◆ **Given records**
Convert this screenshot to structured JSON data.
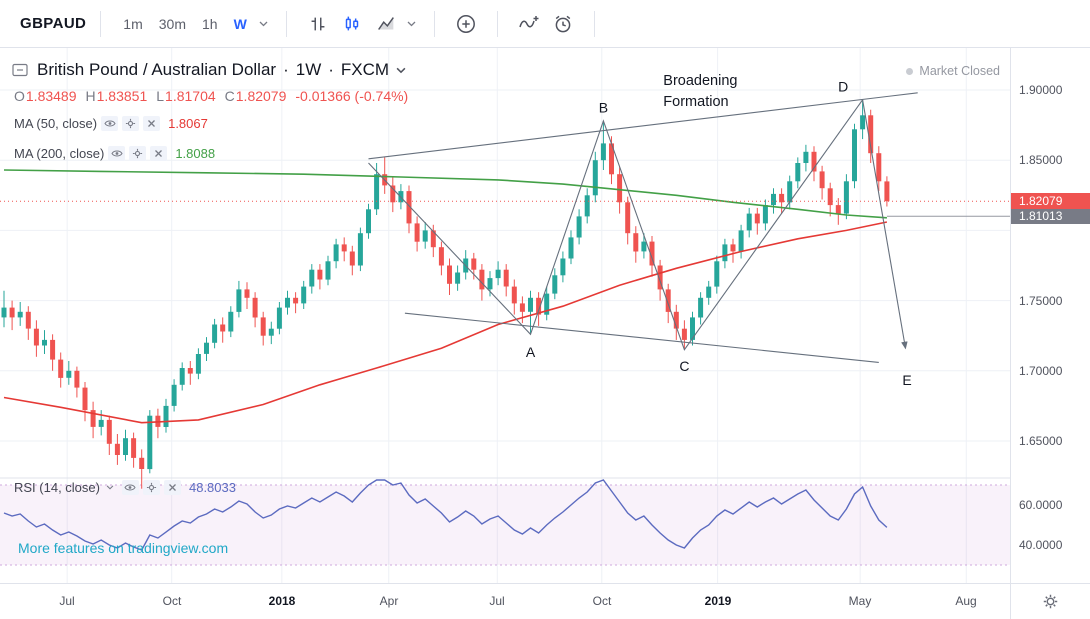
{
  "toolbar": {
    "symbol": "GBPAUD",
    "timeframes": [
      "1m",
      "30m",
      "1h",
      "W"
    ],
    "active_timeframe": "W"
  },
  "legend": {
    "title": "British Pound / Australian Dollar",
    "sep1": "·",
    "interval": "1W",
    "sep2": "·",
    "exchange": "FXCM",
    "ohlc": {
      "o_label": "O",
      "o": "1.83489",
      "h_label": "H",
      "h": "1.83851",
      "l_label": "L",
      "l": "1.81704",
      "c_label": "C",
      "c": "1.82079",
      "change": "-0.01366 (-0.74%)",
      "color": "#ef5350"
    }
  },
  "indicators": [
    {
      "label": "MA (50, close)",
      "value": "1.8067",
      "color": "#e53935"
    },
    {
      "label": "MA (200, close)",
      "value": "1.8088",
      "color": "#43a047"
    }
  ],
  "rsi_legend": {
    "label": "RSI (14, close)",
    "value": "48.8033",
    "color": "#5c6bc0"
  },
  "market_status": "Market Closed",
  "watermark": "More features on tradingview.com",
  "price_axis": {
    "labels": [
      {
        "text": "1.90000",
        "price": 1.9
      },
      {
        "text": "1.85000",
        "price": 1.85
      },
      {
        "text": "1.75000",
        "price": 1.75
      },
      {
        "text": "1.70000",
        "price": 1.7
      },
      {
        "text": "1.65000",
        "price": 1.65
      }
    ],
    "badges": [
      {
        "text": "1.81013",
        "price": 1.81013,
        "bg": "#787b86"
      },
      {
        "text": "1.82079",
        "price": 1.82079,
        "bg": "#ef5350"
      }
    ]
  },
  "rsi_axis": [
    {
      "text": "60.0000",
      "value": 60
    },
    {
      "text": "40.0000",
      "value": 40
    }
  ],
  "chart_data": {
    "type": "candlestick",
    "symbol": "GBPAUD",
    "interval": "1W",
    "exchange": "FXCM",
    "ylim": [
      1.63,
      1.92
    ],
    "colors": {
      "up": "#26a69a",
      "down": "#ef5350"
    },
    "price_gridlines": [
      1.9,
      1.85,
      1.8,
      1.75,
      1.7,
      1.65
    ],
    "time_ticks": [
      {
        "label": "Jul",
        "i": 7.8
      },
      {
        "label": "Oct",
        "i": 20.7
      },
      {
        "label": "2018",
        "i": 34.3,
        "major": true
      },
      {
        "label": "Apr",
        "i": 47.5
      },
      {
        "label": "Jul",
        "i": 60.9
      },
      {
        "label": "Oct",
        "i": 73.8
      },
      {
        "label": "2019",
        "i": 88.1,
        "major": true
      },
      {
        "label": "May",
        "i": 105.7
      },
      {
        "label": "Aug",
        "i": 118.8,
        "major": false
      }
    ],
    "candles": [
      [
        1.738,
        1.757,
        1.731,
        1.745
      ],
      [
        1.745,
        1.75,
        1.729,
        1.738
      ],
      [
        1.738,
        1.749,
        1.732,
        1.742
      ],
      [
        1.742,
        1.746,
        1.722,
        1.73
      ],
      [
        1.73,
        1.736,
        1.71,
        1.718
      ],
      [
        1.718,
        1.729,
        1.712,
        1.722
      ],
      [
        1.722,
        1.726,
        1.7,
        1.708
      ],
      [
        1.708,
        1.713,
        1.688,
        1.695
      ],
      [
        1.695,
        1.707,
        1.69,
        1.7
      ],
      [
        1.7,
        1.703,
        1.681,
        1.688
      ],
      [
        1.688,
        1.692,
        1.664,
        1.672
      ],
      [
        1.672,
        1.678,
        1.652,
        1.66
      ],
      [
        1.66,
        1.672,
        1.654,
        1.665
      ],
      [
        1.665,
        1.668,
        1.64,
        1.648
      ],
      [
        1.648,
        1.655,
        1.633,
        1.64
      ],
      [
        1.64,
        1.658,
        1.636,
        1.652
      ],
      [
        1.652,
        1.656,
        1.631,
        1.638
      ],
      [
        1.638,
        1.644,
        1.616,
        1.63
      ],
      [
        1.63,
        1.672,
        1.627,
        1.668
      ],
      [
        1.668,
        1.673,
        1.652,
        1.66
      ],
      [
        1.66,
        1.68,
        1.656,
        1.675
      ],
      [
        1.675,
        1.694,
        1.671,
        1.69
      ],
      [
        1.69,
        1.706,
        1.686,
        1.702
      ],
      [
        1.702,
        1.707,
        1.69,
        1.698
      ],
      [
        1.698,
        1.716,
        1.694,
        1.712
      ],
      [
        1.712,
        1.724,
        1.707,
        1.72
      ],
      [
        1.72,
        1.737,
        1.716,
        1.733
      ],
      [
        1.733,
        1.738,
        1.72,
        1.728
      ],
      [
        1.728,
        1.746,
        1.724,
        1.742
      ],
      [
        1.742,
        1.764,
        1.738,
        1.758
      ],
      [
        1.758,
        1.763,
        1.744,
        1.752
      ],
      [
        1.752,
        1.756,
        1.731,
        1.738
      ],
      [
        1.738,
        1.742,
        1.718,
        1.725
      ],
      [
        1.725,
        1.735,
        1.719,
        1.73
      ],
      [
        1.73,
        1.749,
        1.726,
        1.745
      ],
      [
        1.745,
        1.757,
        1.74,
        1.752
      ],
      [
        1.752,
        1.756,
        1.741,
        1.748
      ],
      [
        1.748,
        1.764,
        1.744,
        1.76
      ],
      [
        1.76,
        1.776,
        1.755,
        1.772
      ],
      [
        1.772,
        1.776,
        1.758,
        1.765
      ],
      [
        1.765,
        1.782,
        1.761,
        1.778
      ],
      [
        1.778,
        1.794,
        1.773,
        1.79
      ],
      [
        1.79,
        1.795,
        1.778,
        1.785
      ],
      [
        1.785,
        1.789,
        1.768,
        1.775
      ],
      [
        1.775,
        1.802,
        1.771,
        1.798
      ],
      [
        1.798,
        1.819,
        1.794,
        1.815
      ],
      [
        1.815,
        1.848,
        1.811,
        1.84
      ],
      [
        1.84,
        1.852,
        1.826,
        1.832
      ],
      [
        1.832,
        1.838,
        1.813,
        1.82
      ],
      [
        1.82,
        1.833,
        1.815,
        1.828
      ],
      [
        1.828,
        1.832,
        1.798,
        1.805
      ],
      [
        1.805,
        1.81,
        1.785,
        1.792
      ],
      [
        1.792,
        1.806,
        1.787,
        1.8
      ],
      [
        1.8,
        1.804,
        1.781,
        1.788
      ],
      [
        1.788,
        1.792,
        1.768,
        1.775
      ],
      [
        1.775,
        1.78,
        1.754,
        1.762
      ],
      [
        1.762,
        1.775,
        1.757,
        1.77
      ],
      [
        1.77,
        1.786,
        1.765,
        1.78
      ],
      [
        1.78,
        1.784,
        1.765,
        1.772
      ],
      [
        1.772,
        1.776,
        1.75,
        1.758
      ],
      [
        1.758,
        1.771,
        1.753,
        1.766
      ],
      [
        1.766,
        1.778,
        1.761,
        1.772
      ],
      [
        1.772,
        1.776,
        1.753,
        1.76
      ],
      [
        1.76,
        1.765,
        1.74,
        1.748
      ],
      [
        1.748,
        1.753,
        1.734,
        1.742
      ],
      [
        1.742,
        1.757,
        1.726,
        1.752
      ],
      [
        1.752,
        1.756,
        1.732,
        1.74
      ],
      [
        1.74,
        1.76,
        1.736,
        1.755
      ],
      [
        1.755,
        1.773,
        1.751,
        1.768
      ],
      [
        1.768,
        1.785,
        1.763,
        1.78
      ],
      [
        1.78,
        1.8,
        1.776,
        1.795
      ],
      [
        1.795,
        1.815,
        1.79,
        1.81
      ],
      [
        1.81,
        1.83,
        1.805,
        1.825
      ],
      [
        1.825,
        1.856,
        1.82,
        1.85
      ],
      [
        1.85,
        1.878,
        1.843,
        1.862
      ],
      [
        1.862,
        1.867,
        1.833,
        1.84
      ],
      [
        1.84,
        1.845,
        1.812,
        1.82
      ],
      [
        1.82,
        1.824,
        1.79,
        1.798
      ],
      [
        1.798,
        1.803,
        1.777,
        1.785
      ],
      [
        1.785,
        1.798,
        1.78,
        1.792
      ],
      [
        1.792,
        1.796,
        1.767,
        1.775
      ],
      [
        1.775,
        1.779,
        1.75,
        1.758
      ],
      [
        1.758,
        1.762,
        1.734,
        1.742
      ],
      [
        1.742,
        1.747,
        1.722,
        1.73
      ],
      [
        1.73,
        1.736,
        1.715,
        1.722
      ],
      [
        1.722,
        1.742,
        1.718,
        1.738
      ],
      [
        1.738,
        1.756,
        1.733,
        1.752
      ],
      [
        1.752,
        1.764,
        1.747,
        1.76
      ],
      [
        1.76,
        1.782,
        1.755,
        1.778
      ],
      [
        1.778,
        1.794,
        1.773,
        1.79
      ],
      [
        1.79,
        1.794,
        1.777,
        1.785
      ],
      [
        1.785,
        1.804,
        1.78,
        1.8
      ],
      [
        1.8,
        1.816,
        1.795,
        1.812
      ],
      [
        1.812,
        1.816,
        1.797,
        1.805
      ],
      [
        1.805,
        1.822,
        1.8,
        1.818
      ],
      [
        1.818,
        1.83,
        1.812,
        1.826
      ],
      [
        1.826,
        1.83,
        1.812,
        1.82
      ],
      [
        1.82,
        1.839,
        1.815,
        1.835
      ],
      [
        1.835,
        1.852,
        1.83,
        1.848
      ],
      [
        1.848,
        1.861,
        1.842,
        1.856
      ],
      [
        1.856,
        1.86,
        1.835,
        1.842
      ],
      [
        1.842,
        1.846,
        1.822,
        1.83
      ],
      [
        1.83,
        1.834,
        1.81,
        1.818
      ],
      [
        1.818,
        1.823,
        1.804,
        1.812
      ],
      [
        1.812,
        1.84,
        1.808,
        1.835
      ],
      [
        1.835,
        1.876,
        1.83,
        1.872
      ],
      [
        1.872,
        1.893,
        1.865,
        1.882
      ],
      [
        1.882,
        1.886,
        1.848,
        1.855
      ],
      [
        1.855,
        1.86,
        1.828,
        1.835
      ],
      [
        1.83489,
        1.83851,
        1.81704,
        1.82079
      ]
    ],
    "ma50": {
      "name": "MA 50",
      "color": "#e53935",
      "points": [
        [
          0,
          1.681
        ],
        [
          7,
          1.674
        ],
        [
          17,
          1.663
        ],
        [
          24,
          1.665
        ],
        [
          32,
          1.676
        ],
        [
          39,
          1.69
        ],
        [
          46,
          1.702
        ],
        [
          54,
          1.716
        ],
        [
          61,
          1.733
        ],
        [
          69,
          1.746
        ],
        [
          76,
          1.761
        ],
        [
          83,
          1.773
        ],
        [
          91,
          1.785
        ],
        [
          98,
          1.794
        ],
        [
          104,
          1.8
        ],
        [
          109,
          1.806
        ]
      ]
    },
    "ma200": {
      "name": "MA 200",
      "color": "#43a047",
      "points": [
        [
          0,
          1.843
        ],
        [
          12,
          1.842
        ],
        [
          25,
          1.841
        ],
        [
          37,
          1.84
        ],
        [
          49,
          1.838
        ],
        [
          61,
          1.836
        ],
        [
          69,
          1.833
        ],
        [
          76,
          1.829
        ],
        [
          83,
          1.825
        ],
        [
          90,
          1.82
        ],
        [
          98,
          1.815
        ],
        [
          104,
          1.811
        ],
        [
          109,
          1.809
        ]
      ]
    },
    "last_price": 1.82079,
    "ma_last_line": 1.81013,
    "rsi": {
      "period": 14,
      "color": "#5c6bc0",
      "band": [
        30,
        70
      ],
      "last_value": 48.8033,
      "values": [
        56,
        54.5,
        55.5,
        52,
        49,
        50.5,
        47.5,
        45,
        46.5,
        44.5,
        42,
        40.5,
        42.5,
        40,
        38.5,
        41,
        39,
        37.5,
        45,
        43.5,
        46.5,
        49.5,
        52,
        51,
        54,
        55.5,
        58,
        56.5,
        59,
        62,
        60.5,
        56.5,
        53.5,
        55,
        58,
        59.5,
        58.5,
        61,
        63.5,
        61.5,
        64,
        66.5,
        64.5,
        61.5,
        66,
        70,
        74.5,
        72.5,
        70,
        71,
        65,
        61,
        63,
        59.5,
        56,
        51.5,
        54,
        57,
        54.5,
        50.5,
        53,
        54.5,
        51,
        47.5,
        45.5,
        48.5,
        46,
        50,
        53.5,
        56.5,
        60,
        63.5,
        66.5,
        71,
        73.5,
        67,
        61.5,
        56,
        52.5,
        54.5,
        50,
        46,
        42.5,
        40,
        38.5,
        43.5,
        47.5,
        50,
        54.5,
        57.5,
        55.5,
        58.5,
        61.5,
        59,
        61.5,
        63.5,
        60.5,
        63,
        65.5,
        67.5,
        62.5,
        58.5,
        54.5,
        52.5,
        58,
        65.5,
        69,
        59.5,
        52.5,
        48.8
      ]
    },
    "trendlines": [
      [
        [
          45,
          1.851
        ],
        [
          112.8,
          1.898
        ]
      ],
      [
        [
          49.5,
          1.741
        ],
        [
          108,
          1.706
        ]
      ]
    ],
    "zigzag": [
      [
        45,
        1.848
      ],
      [
        65,
        1.726
      ],
      [
        74,
        1.878
      ],
      [
        84,
        1.715
      ],
      [
        106,
        1.893
      ]
    ],
    "arrow": [
      [
        106,
        1.893
      ],
      [
        111.3,
        1.716
      ]
    ],
    "letters": [
      {
        "t": "A",
        "i": 65,
        "p": 1.71
      },
      {
        "t": "B",
        "i": 74,
        "p": 1.884
      },
      {
        "t": "C",
        "i": 84,
        "p": 1.7
      },
      {
        "t": "D",
        "i": 103.6,
        "p": 1.899
      },
      {
        "t": "E",
        "i": 111.5,
        "p": 1.69
      }
    ],
    "pattern_label": {
      "lines": [
        "Broadening",
        "Formation"
      ],
      "i": 81.4,
      "p": 1.9036
    }
  }
}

◆ **What is being asked**
Copy all lines from the material that include "text".

◆ **Reply**
        "text": "1.90000",
        "text": "1.85000",
        "text": "1.75000",
        "text": "1.70000",
        "text": "1.65000",
        "text": "1.81013",
        "text": "1.82079",
      "text": "60.0000",
      "text": "40.0000",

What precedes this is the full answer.